Work required
State how many lines include "localhost", giving the number by itself.

Dataset records
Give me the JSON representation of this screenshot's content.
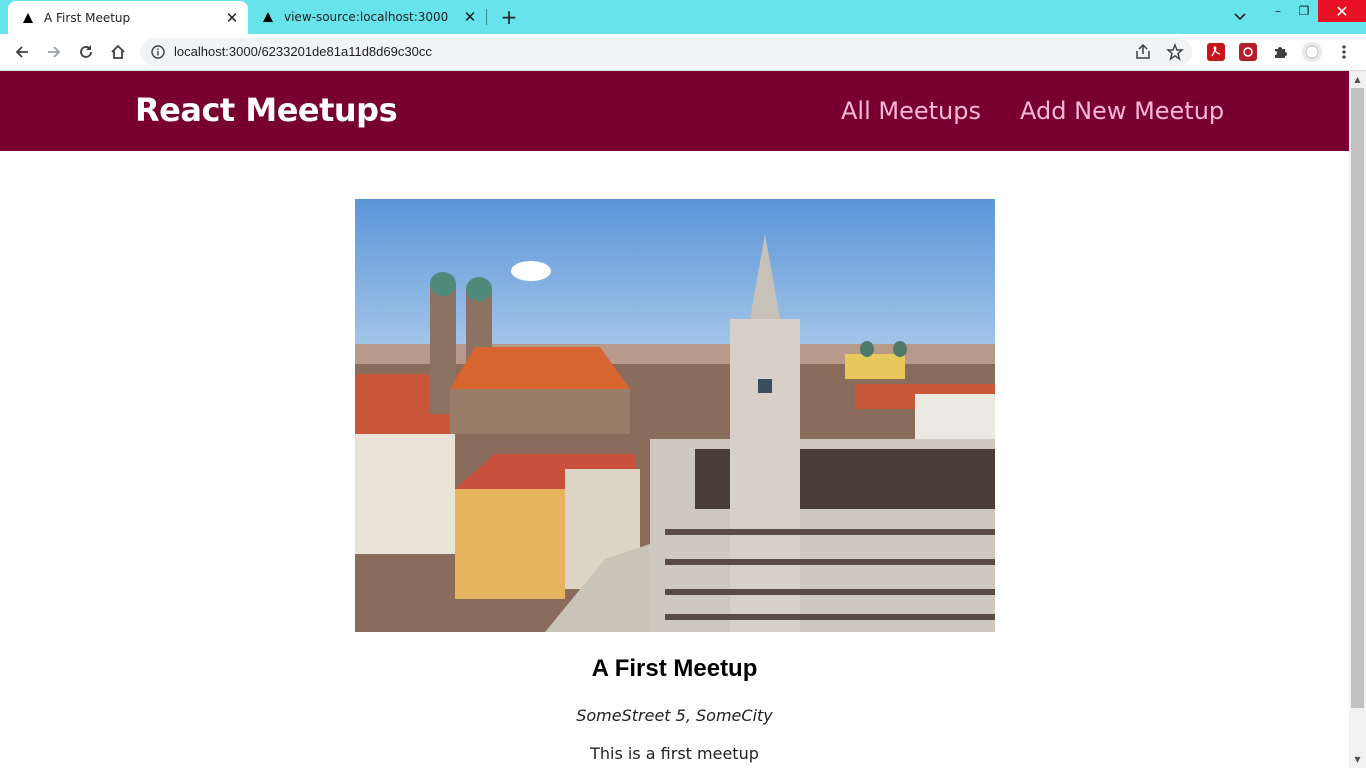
{
  "browser": {
    "tabs": [
      {
        "title": "A First Meetup",
        "active": true
      },
      {
        "title": "view-source:localhost:3000",
        "active": false
      }
    ],
    "url": "localhost:3000/6233201de81a11d8d69c30cc",
    "window_controls": {
      "minimize": "–",
      "maximize": "❐",
      "close": "✕"
    }
  },
  "header": {
    "logo": "React Meetups",
    "nav": [
      "All Meetups",
      "Add New Meetup"
    ]
  },
  "meetup": {
    "image_alt": "A First Meetup",
    "title": "A First Meetup",
    "address": "SomeStreet 5, SomeCity",
    "description": "This is a first meetup"
  },
  "colors": {
    "tabstrip": "#67e3ec",
    "header": "#77002e",
    "nav_link": "#fcb8d6"
  },
  "icons": [
    "back-icon",
    "forward-icon",
    "reload-icon",
    "home-icon",
    "info-icon",
    "share-icon",
    "star-icon",
    "pdf-extension-icon",
    "extension-icon",
    "puzzle-icon",
    "profile-icon",
    "menu-icon"
  ]
}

Task result
2